[Saved entries]
- - - - - - -

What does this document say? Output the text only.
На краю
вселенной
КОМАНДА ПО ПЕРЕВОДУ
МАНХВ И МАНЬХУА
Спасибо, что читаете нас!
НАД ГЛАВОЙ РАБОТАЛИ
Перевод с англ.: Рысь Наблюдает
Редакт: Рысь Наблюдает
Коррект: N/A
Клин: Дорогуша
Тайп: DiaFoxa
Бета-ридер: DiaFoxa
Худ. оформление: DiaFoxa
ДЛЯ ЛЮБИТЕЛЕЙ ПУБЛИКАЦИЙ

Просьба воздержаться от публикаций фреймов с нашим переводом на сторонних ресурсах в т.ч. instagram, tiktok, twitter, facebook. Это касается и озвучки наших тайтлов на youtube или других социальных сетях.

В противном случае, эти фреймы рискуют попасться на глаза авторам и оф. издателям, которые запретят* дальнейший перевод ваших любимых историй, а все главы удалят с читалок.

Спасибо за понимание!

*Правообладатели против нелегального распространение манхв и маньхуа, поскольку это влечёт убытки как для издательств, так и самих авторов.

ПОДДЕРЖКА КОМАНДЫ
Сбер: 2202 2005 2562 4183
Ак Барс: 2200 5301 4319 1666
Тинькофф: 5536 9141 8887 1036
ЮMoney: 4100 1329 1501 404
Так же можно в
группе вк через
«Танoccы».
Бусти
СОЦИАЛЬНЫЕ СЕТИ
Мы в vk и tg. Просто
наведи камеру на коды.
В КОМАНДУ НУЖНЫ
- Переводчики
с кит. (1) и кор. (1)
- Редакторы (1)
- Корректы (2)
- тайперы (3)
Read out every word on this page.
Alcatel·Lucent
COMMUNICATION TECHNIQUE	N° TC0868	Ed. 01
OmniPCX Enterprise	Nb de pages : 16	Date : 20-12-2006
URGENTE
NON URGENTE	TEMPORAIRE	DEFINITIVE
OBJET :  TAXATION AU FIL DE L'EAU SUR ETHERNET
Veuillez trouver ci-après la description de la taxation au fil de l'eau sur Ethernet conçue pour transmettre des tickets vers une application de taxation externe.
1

- - - - - - -

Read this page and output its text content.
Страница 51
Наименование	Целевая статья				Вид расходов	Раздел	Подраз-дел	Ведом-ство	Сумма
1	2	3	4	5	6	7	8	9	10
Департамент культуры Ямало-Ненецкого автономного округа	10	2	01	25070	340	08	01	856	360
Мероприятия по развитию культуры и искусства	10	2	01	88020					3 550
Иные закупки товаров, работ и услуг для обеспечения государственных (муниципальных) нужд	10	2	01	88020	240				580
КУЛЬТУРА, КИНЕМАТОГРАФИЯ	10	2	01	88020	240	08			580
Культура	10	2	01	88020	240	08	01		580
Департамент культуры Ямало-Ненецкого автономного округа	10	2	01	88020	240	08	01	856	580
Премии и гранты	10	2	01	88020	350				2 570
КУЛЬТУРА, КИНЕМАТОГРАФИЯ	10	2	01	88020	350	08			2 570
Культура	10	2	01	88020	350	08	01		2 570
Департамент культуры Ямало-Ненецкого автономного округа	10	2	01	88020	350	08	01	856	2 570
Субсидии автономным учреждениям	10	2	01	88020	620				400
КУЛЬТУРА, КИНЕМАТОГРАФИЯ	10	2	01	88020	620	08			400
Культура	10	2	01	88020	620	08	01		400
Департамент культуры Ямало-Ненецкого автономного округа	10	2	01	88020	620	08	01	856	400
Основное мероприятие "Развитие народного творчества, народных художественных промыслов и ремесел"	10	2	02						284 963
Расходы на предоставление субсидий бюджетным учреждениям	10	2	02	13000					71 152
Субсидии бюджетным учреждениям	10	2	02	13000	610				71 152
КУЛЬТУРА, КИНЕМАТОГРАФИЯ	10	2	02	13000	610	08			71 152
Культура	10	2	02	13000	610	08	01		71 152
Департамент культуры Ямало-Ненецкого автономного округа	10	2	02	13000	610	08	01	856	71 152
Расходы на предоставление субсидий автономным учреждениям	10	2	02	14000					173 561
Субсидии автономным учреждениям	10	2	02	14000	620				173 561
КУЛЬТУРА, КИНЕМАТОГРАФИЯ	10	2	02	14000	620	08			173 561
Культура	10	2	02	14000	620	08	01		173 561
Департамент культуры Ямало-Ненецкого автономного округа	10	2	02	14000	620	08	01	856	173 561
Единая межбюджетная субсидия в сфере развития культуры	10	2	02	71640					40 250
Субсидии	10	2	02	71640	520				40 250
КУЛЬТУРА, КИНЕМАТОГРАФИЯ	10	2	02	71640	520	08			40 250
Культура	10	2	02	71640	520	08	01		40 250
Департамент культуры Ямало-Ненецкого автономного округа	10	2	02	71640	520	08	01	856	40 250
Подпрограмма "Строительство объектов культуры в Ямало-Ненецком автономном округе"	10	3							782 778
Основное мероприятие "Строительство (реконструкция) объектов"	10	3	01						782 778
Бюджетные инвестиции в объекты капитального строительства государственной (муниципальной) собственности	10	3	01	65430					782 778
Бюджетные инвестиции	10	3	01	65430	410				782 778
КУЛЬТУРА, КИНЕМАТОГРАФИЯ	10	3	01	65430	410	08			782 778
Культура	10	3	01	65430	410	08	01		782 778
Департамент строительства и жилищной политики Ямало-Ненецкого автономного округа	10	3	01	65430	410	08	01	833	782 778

- - - - - - -

Copy out all lines that carry the word "культуры".

**RESULT OF THE TASK:**
Департамент культуры Ямало-Ненецкого автономного округа	10	2	01	25070	340	08	01	856	360
Мероприятия по развитию культуры и искусства	10	2	01	88020					3 550
Департамент культуры Ямало-Ненецкого автономного округа	10	2	01	88020	240	08	01	856	580
Департамент культуры Ямало-Ненецкого автономного округа	10	2	01	88020	350	08	01	856	2 570
Департамент культуры Ямало-Ненецкого автономного округа	10	2	01	88020	620	08	01	856	400
Департамент культуры Ямало-Ненецкого автономного округа	10	2	02	13000	610	08	01	856	71 152
Департамент культуры Ямало-Ненецкого автономного округа	10	2	02	14000	620	08	01	856	173 561
Единая межбюджетная субсидия в сфере развития культуры	10	2	02	71640					40 250
Департамент культуры Ямало-Ненецкого автономного округа	10	2	02	71640	520	08	01	856	40 250
Подпрограмма "Строительство объектов культуры в Ямало-Ненецком автономном округе"	10	3							782 778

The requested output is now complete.